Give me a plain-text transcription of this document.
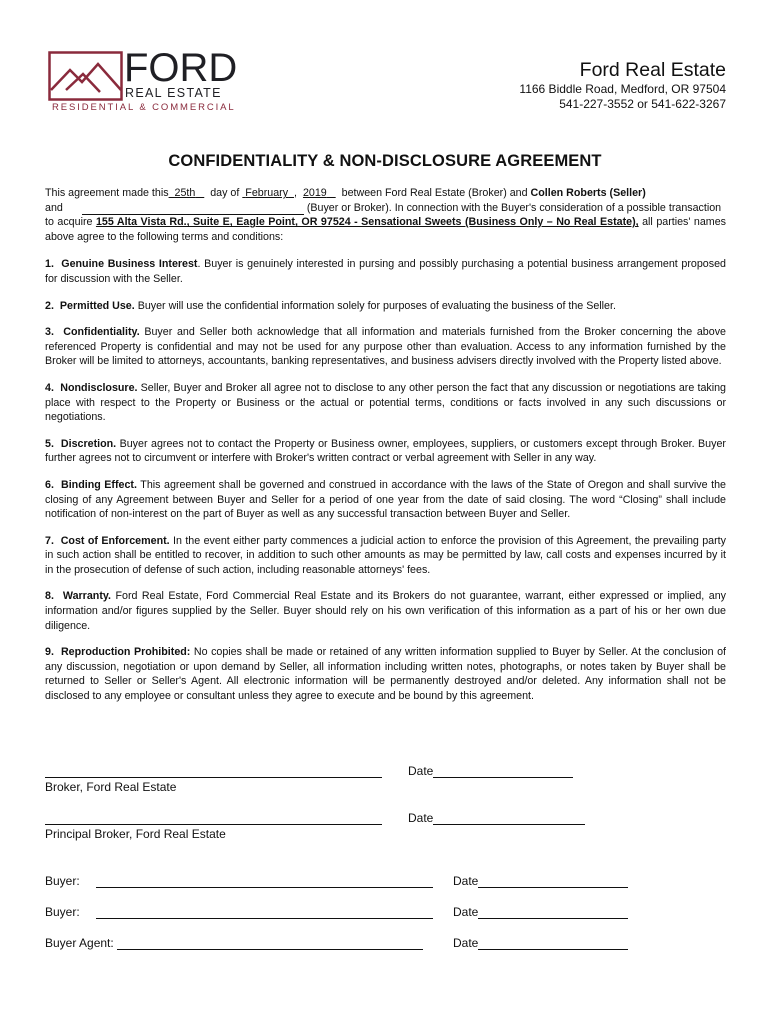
FORD
REAL ESTATE
RESIDENTIAL & COMMERCIAL
Ford Real Estate
1166 Biddle Road, Medford, OR 97504
541-227-3552 or 541-622-3267
CONFIDENTIALITY & NON-DISCLOSURE AGREEMENT

This agreement made this 25th day of February , 2019 between Ford Real Estate (Broker) and Collen Roberts (Seller)

and	(Buyer or Broker). In connection with the Buyer's consideration of a possible transaction

to acquire 155 Alta Vista Rd., Suite E, Eagle Point, OR 97524 - Sensational Sweets (Business Only – No Real Estate), all parties' names above agree to the following terms and conditions:

1. Genuine Business Interest. Buyer is genuinely interested in pursing and possibly purchasing a potential business arrangement proposed for discussion with the Seller.

2. Permitted Use. Buyer will use the confidential information solely for purposes of evaluating the business of the Seller.

3. Confidentiality. Buyer and Seller both acknowledge that all information and materials furnished from the Broker concerning the above referenced Property is confidential and may not be used for any purpose other than evaluation. Access to any information furnished by the Broker will be limited to attorneys, accountants, banking representatives, and business advisers directly involved with the Property listed above.

4. Nondisclosure. Seller, Buyer and Broker all agree not to disclose to any other person the fact that any discussion or negotiations are taking place with respect to the Property or Business or the actual or potential terms, conditions or facts involved in any such discussions or negotiations.

5. Discretion. Buyer agrees not to contact the Property or Business owner, employees, suppliers, or customers except through Broker. Buyer further agrees not to circumvent or interfere with Broker's written contract or verbal agreement with Seller in any way.

6. Binding Effect. This agreement shall be governed and construed in accordance with the laws of the State of Oregon and shall survive the closing of any Agreement between Buyer and Seller for a period of one year from the date of said closing. The word “Closing” shall include notification of non-interest on the part of Buyer as well as any successful transaction between Buyer and Seller.

7. Cost of Enforcement. In the event either party commences a judicial action to enforce the provision of this Agreement, the prevailing party in such action shall be entitled to recover, in addition to such other amounts as may be permitted by law, call costs and expenses incurred by it in the prosecution of defense of such action, including reasonable attorneys' fees.

8. Warranty. Ford Real Estate, Ford Commercial Real Estate and its Brokers do not guarantee, warrant, either expressed or implied, any information and/or figures supplied by the Seller. Buyer should rely on his own verification of this information as a part of his or her own due diligence.

9. Reproduction Prohibited: No copies shall be made or retained of any written information supplied to Buyer by Seller. At the conclusion of any discussion, negotiation or upon demand by Seller, all information including written notes, photographs, or notes taken by Buyer shall be returned to Seller or Seller's Agent. All electronic information will be permanently destroyed and/or deleted. Any information shall not be disclosed to any employee or consultant unless they agree to execute and be bound by this agreement.

Date
Broker, Ford Real Estate
Date
Principal Broker, Ford Real Estate
Buyer:	Date
Buyer:	Date
Buyer Agent:	Date
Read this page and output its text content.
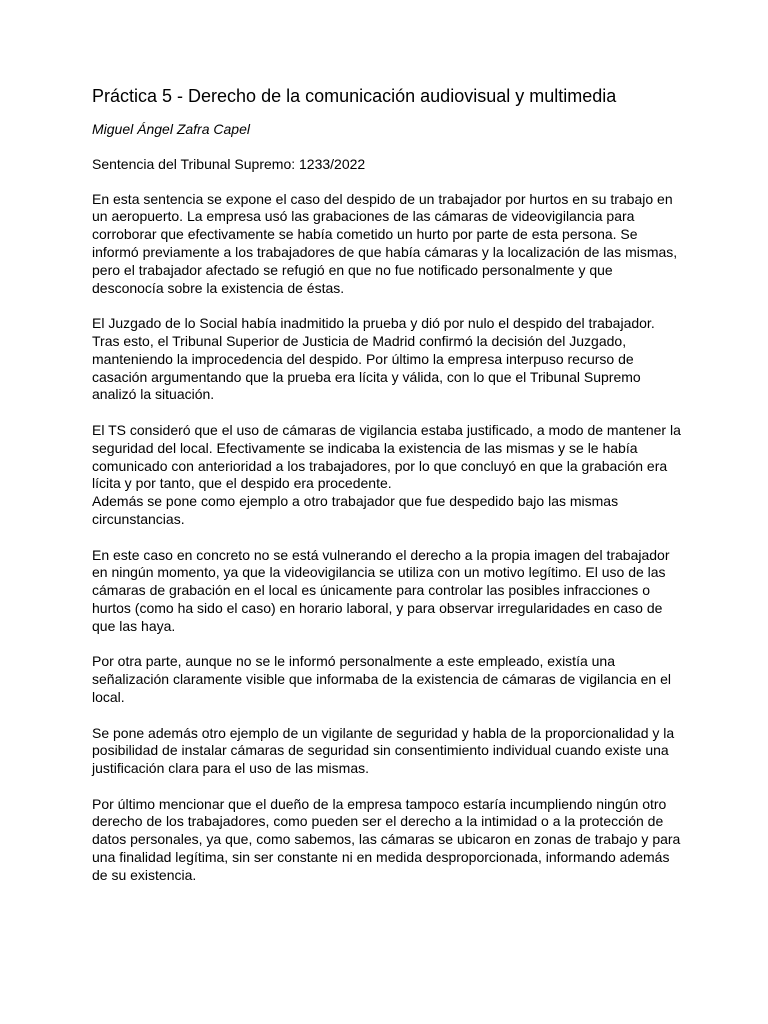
Práctica 5 - Derecho de la comunicación audiovisual y multimedia

Miguel Ángel Zafra Capel

Sentencia del Tribunal Supremo: 1233/2022

En esta sentencia se expone el caso del despido de un trabajador por hurtos en su trabajo en un aeropuerto. La empresa usó las grabaciones de las cámaras de videovigilancia para corroborar que efectivamente se había cometido un hurto por parte de esta persona. Se informó previamente a los trabajadores de que había cámaras y la localización de las mismas, pero el trabajador afectado se refugió en que no fue notificado personalmente y que desconocía sobre la existencia de éstas.

El Juzgado de lo Social había inadmitido la prueba y dió por nulo el despido del trabajador. Tras esto, el Tribunal Superior de Justicia de Madrid confirmó la decisión del Juzgado, manteniendo la improcedencia del despido. Por último la empresa interpuso recurso de casación argumentando que la prueba era lícita y válida, con lo que el Tribunal Supremo analizó la situación.

El TS consideró que el uso de cámaras de vigilancia estaba justificado, a modo de mantener la seguridad del local. Efectivamente se indicaba la existencia de las mismas y se le había comunicado con anterioridad a los trabajadores, por lo que concluyó en que la grabación era lícita y por tanto, que el despido era procedente.
Además se pone como ejemplo a otro trabajador que fue despedido bajo las mismas circunstancias.

En este caso en concreto no se está vulnerando el derecho a la propia imagen del trabajador en ningún momento, ya que la videovigilancia se utiliza con un motivo legítimo. El uso de las cámaras de grabación en el local es únicamente para controlar las posibles infracciones o hurtos (como ha sido el caso) en horario laboral, y para observar irregularidades en caso de que las haya.

Por otra parte, aunque no se le informó personalmente a este empleado, existía una señalización claramente visible que informaba de la existencia de cámaras de vigilancia en el local.

Se pone además otro ejemplo de un vigilante de seguridad y habla de la proporcionalidad y la posibilidad de instalar cámaras de seguridad sin consentimiento individual cuando existe una justificación clara para el uso de las mismas.

Por último mencionar que el dueño de la empresa tampoco estaría incumpliendo ningún otro derecho de los trabajadores, como pueden ser el derecho a la intimidad o a la protección de datos personales, ya que, como sabemos, las cámaras se ubicaron en zonas de trabajo y para una finalidad legítima, sin ser constante ni en medida desproporcionada, informando además de su existencia.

☆ ☆ ☆ ☆ ☆ ☆ ☆

▸ **TASK TO COMPLETE**
Set down the records in full and exactly. Do not carry over any image.

▸ **SOLUTION TO THE EXERCISE**
Give me a plain-text transcription of this document.
FORD
REAL ESTATE
RESIDENTIAL & COMMERCIAL
Ford Real Estate
1166 Biddle Road, Medford, OR 97504
541-227-3552 or 541-622-3267
CONFIDENTIALITY & NON-DISCLOSURE AGREEMENT

This agreement made this 25th day of February , 2019 between Ford Real Estate (Broker) and Collen Roberts (Seller)

and	(Buyer or Broker). In connection with the Buyer's consideration of a possible transaction

to acquire 155 Alta Vista Rd., Suite E, Eagle Point, OR 97524 - Sensational Sweets (Business Only – No Real Estate), all parties' names above agree to the following terms and conditions:

1. Genuine Business Interest. Buyer is genuinely interested in pursing and possibly purchasing a potential business arrangement proposed for discussion with the Seller.

2. Permitted Use. Buyer will use the confidential information solely for purposes of evaluating the business of the Seller.

3. Confidentiality. Buyer and Seller both acknowledge that all information and materials furnished from the Broker concerning the above referenced Property is confidential and may not be used for any purpose other than evaluation. Access to any information furnished by the Broker will be limited to attorneys, accountants, banking representatives, and business advisers directly involved with the Property listed above.

4. Nondisclosure. Seller, Buyer and Broker all agree not to disclose to any other person the fact that any discussion or negotiations are taking place with respect to the Property or Business or the actual or potential terms, conditions or facts involved in any such discussions or negotiations.

5. Discretion. Buyer agrees not to contact the Property or Business owner, employees, suppliers, or customers except through Broker. Buyer further agrees not to circumvent or interfere with Broker's written contract or verbal agreement with Seller in any way.

6. Binding Effect. This agreement shall be governed and construed in accordance with the laws of the State of Oregon and shall survive the closing of any Agreement between Buyer and Seller for a period of one year from the date of said closing. The word “Closing” shall include notification of non-interest on the part of Buyer as well as any successful transaction between Buyer and Seller.

7. Cost of Enforcement. In the event either party commences a judicial action to enforce the provision of this Agreement, the prevailing party in such action shall be entitled to recover, in addition to such other amounts as may be permitted by law, call costs and expenses incurred by it in the prosecution of defense of such action, including reasonable attorneys' fees.

8. Warranty. Ford Real Estate, Ford Commercial Real Estate and its Brokers do not guarantee, warrant, either expressed or implied, any information and/or figures supplied by the Seller. Buyer should rely on his own verification of this information as a part of his or her own due diligence.

9. Reproduction Prohibited: No copies shall be made or retained of any written information supplied to Buyer by Seller. At the conclusion of any discussion, negotiation or upon demand by Seller, all information including written notes, photographs, or notes taken by Buyer shall be returned to Seller or Seller's Agent. All electronic information will be permanently destroyed and/or deleted. Any information shall not be disclosed to any employee or consultant unless they agree to execute and be bound by this agreement.

Date
Broker, Ford Real Estate
Date
Principal Broker, Ford Real Estate
Buyer:	Date
Buyer:	Date
Buyer Agent:	Date
Read this page and output its text content.
Práctica 5 - Derecho de la comunicación audiovisual y multimedia

Miguel Ángel Zafra Capel

Sentencia del Tribunal Supremo: 1233/2022

En esta sentencia se expone el caso del despido de un trabajador por hurtos en su trabajo en un aeropuerto. La empresa usó las grabaciones de las cámaras de videovigilancia para corroborar que efectivamente se había cometido un hurto por parte de esta persona. Se informó previamente a los trabajadores de que había cámaras y la localización de las mismas, pero el trabajador afectado se refugió en que no fue notificado personalmente y que desconocía sobre la existencia de éstas.

El Juzgado de lo Social había inadmitido la prueba y dió por nulo el despido del trabajador. Tras esto, el Tribunal Superior de Justicia de Madrid confirmó la decisión del Juzgado, manteniendo la improcedencia del despido. Por último la empresa interpuso recurso de casación argumentando que la prueba era lícita y válida, con lo que el Tribunal Supremo analizó la situación.

El TS consideró que el uso de cámaras de vigilancia estaba justificado, a modo de mantener la seguridad del local. Efectivamente se indicaba la existencia de las mismas y se le había comunicado con anterioridad a los trabajadores, por lo que concluyó en que la grabación era lícita y por tanto, que el despido era procedente.
Además se pone como ejemplo a otro trabajador que fue despedido bajo las mismas circunstancias.

En este caso en concreto no se está vulnerando el derecho a la propia imagen del trabajador en ningún momento, ya que la videovigilancia se utiliza con un motivo legítimo. El uso de las cámaras de grabación en el local es únicamente para controlar las posibles infracciones o hurtos (como ha sido el caso) en horario laboral, y para observar irregularidades en caso de que las haya.

Por otra parte, aunque no se le informó personalmente a este empleado, existía una señalización claramente visible que informaba de la existencia de cámaras de vigilancia en el local.

Se pone además otro ejemplo de un vigilante de seguridad y habla de la proporcionalidad y la posibilidad de instalar cámaras de seguridad sin consentimiento individual cuando existe una justificación clara para el uso de las mismas.

Por último mencionar que el dueño de la empresa tampoco estaría incumpliendo ningún otro derecho de los trabajadores, como pueden ser el derecho a la intimidad o a la protección de datos personales, ya que, como sabemos, las cámaras se ubicaron en zonas de trabajo y para una finalidad legítima, sin ser constante ni en medida desproporcionada, informando además de su existencia.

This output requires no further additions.